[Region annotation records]
---+---
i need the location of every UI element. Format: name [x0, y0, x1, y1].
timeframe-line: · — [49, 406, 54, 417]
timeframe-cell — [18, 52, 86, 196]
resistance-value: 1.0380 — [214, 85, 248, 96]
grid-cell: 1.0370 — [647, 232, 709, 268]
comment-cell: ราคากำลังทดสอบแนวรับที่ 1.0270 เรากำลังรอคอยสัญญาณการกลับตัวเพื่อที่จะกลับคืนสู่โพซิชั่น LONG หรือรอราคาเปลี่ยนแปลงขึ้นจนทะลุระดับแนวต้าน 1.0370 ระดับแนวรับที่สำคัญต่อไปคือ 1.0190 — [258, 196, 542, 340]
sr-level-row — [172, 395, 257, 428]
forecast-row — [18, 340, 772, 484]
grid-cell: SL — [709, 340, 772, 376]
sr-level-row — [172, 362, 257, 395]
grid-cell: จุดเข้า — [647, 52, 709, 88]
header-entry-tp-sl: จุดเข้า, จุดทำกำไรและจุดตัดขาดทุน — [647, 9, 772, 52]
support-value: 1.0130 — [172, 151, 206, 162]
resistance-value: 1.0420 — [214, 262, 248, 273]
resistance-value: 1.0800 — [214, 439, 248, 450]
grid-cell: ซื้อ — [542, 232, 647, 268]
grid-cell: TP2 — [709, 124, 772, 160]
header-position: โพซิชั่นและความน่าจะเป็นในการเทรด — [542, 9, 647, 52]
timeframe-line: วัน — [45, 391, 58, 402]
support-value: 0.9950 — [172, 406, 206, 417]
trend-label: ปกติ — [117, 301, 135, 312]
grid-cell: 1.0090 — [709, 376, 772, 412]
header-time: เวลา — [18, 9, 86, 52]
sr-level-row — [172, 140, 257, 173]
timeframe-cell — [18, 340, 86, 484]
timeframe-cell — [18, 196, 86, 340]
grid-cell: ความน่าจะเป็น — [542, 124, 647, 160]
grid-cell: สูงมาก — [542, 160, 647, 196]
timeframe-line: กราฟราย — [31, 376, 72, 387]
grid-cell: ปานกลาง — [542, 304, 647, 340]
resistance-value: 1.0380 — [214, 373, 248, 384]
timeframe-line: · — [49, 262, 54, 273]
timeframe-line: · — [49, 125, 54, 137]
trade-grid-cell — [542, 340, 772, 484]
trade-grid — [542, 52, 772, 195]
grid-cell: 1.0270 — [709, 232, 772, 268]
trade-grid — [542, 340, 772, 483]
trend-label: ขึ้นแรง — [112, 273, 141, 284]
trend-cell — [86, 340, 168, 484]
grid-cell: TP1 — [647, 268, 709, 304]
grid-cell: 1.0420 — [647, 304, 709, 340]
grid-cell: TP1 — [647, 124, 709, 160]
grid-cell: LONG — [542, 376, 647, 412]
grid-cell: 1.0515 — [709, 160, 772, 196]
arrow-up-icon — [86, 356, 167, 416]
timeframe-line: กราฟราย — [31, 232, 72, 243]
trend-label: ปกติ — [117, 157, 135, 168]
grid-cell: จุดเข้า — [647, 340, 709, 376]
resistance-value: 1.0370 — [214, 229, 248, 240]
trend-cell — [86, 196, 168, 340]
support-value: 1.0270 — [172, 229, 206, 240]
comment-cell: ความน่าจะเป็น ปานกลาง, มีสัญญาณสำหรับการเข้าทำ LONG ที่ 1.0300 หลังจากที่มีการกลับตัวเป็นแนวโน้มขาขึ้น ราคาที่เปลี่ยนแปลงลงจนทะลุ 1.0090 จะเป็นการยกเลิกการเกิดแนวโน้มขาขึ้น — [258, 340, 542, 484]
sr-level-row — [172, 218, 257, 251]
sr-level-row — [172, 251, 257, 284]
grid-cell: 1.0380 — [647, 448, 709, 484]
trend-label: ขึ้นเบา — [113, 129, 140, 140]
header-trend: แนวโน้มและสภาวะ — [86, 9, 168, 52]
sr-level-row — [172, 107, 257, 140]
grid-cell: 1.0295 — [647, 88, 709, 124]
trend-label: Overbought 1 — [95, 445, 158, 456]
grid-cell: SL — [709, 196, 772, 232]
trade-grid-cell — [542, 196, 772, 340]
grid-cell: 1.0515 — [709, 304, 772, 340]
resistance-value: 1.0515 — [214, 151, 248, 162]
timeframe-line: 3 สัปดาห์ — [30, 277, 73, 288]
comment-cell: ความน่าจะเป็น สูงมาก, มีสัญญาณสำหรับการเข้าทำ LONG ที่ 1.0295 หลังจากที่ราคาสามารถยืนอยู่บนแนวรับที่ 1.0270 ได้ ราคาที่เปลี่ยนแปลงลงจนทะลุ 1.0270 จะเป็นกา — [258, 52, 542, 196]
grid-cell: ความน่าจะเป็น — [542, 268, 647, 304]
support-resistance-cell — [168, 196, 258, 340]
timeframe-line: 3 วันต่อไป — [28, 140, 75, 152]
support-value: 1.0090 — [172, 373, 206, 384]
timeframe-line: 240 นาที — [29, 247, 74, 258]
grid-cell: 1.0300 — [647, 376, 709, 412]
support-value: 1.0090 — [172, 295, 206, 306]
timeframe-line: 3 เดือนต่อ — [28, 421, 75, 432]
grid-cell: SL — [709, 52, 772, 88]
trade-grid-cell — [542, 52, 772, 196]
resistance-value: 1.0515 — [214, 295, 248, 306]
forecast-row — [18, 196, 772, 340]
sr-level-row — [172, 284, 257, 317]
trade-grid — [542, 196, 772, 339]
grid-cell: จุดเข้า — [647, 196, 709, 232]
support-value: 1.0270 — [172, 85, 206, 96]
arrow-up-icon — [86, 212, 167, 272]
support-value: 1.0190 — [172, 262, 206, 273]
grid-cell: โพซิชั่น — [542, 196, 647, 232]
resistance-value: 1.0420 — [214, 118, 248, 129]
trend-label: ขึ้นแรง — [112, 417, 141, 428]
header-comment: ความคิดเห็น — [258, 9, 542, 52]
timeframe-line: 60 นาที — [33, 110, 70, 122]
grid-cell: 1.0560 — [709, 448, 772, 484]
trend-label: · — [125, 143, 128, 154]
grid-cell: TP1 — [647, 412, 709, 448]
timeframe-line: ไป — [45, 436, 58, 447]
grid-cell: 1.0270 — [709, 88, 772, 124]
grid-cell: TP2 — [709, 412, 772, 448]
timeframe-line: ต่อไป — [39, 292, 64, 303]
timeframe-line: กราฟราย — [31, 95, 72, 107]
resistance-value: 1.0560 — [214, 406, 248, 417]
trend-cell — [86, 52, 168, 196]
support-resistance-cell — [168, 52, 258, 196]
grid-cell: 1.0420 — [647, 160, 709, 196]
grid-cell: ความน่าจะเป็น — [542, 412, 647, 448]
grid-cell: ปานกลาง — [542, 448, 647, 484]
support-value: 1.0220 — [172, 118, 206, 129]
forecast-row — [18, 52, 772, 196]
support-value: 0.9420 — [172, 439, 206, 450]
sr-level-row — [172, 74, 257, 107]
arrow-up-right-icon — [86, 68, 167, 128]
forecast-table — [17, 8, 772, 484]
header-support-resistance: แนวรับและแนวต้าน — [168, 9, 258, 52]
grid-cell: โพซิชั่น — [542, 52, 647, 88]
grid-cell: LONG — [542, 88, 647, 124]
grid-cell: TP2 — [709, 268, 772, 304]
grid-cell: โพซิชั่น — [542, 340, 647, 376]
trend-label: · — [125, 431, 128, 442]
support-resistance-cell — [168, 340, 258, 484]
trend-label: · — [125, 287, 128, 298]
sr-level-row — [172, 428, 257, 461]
---+---
▶ [GOAL]:
Repeat the items verbatim from the first line through the line containing "sr-level-row — [172, 395, 257, 428]", including both of those lines.

▶ [OUTPUT OF THE TASK]:
i need the location of every UI element. Format: name [x0, y0, x1, y1].
timeframe-line: · — [49, 406, 54, 417]
timeframe-cell — [18, 52, 86, 196]
resistance-value: 1.0380 — [214, 85, 248, 96]
grid-cell: 1.0370 — [647, 232, 709, 268]
comment-cell: ราคากำลังทดสอบแนวรับที่ 1.0270 เรากำลังรอคอยสัญญาณการกลับตัวเพื่อที่จะกลับคืนสู่โพซิชั่น LONG หรือรอราคาเปลี่ยนแปลงขึ้นจนทะลุระดับแนวต้าน 1.0370 ระดับแนวรับที่สำคัญต่อไปคือ 1.0190 — [258, 196, 542, 340]
sr-level-row — [172, 395, 257, 428]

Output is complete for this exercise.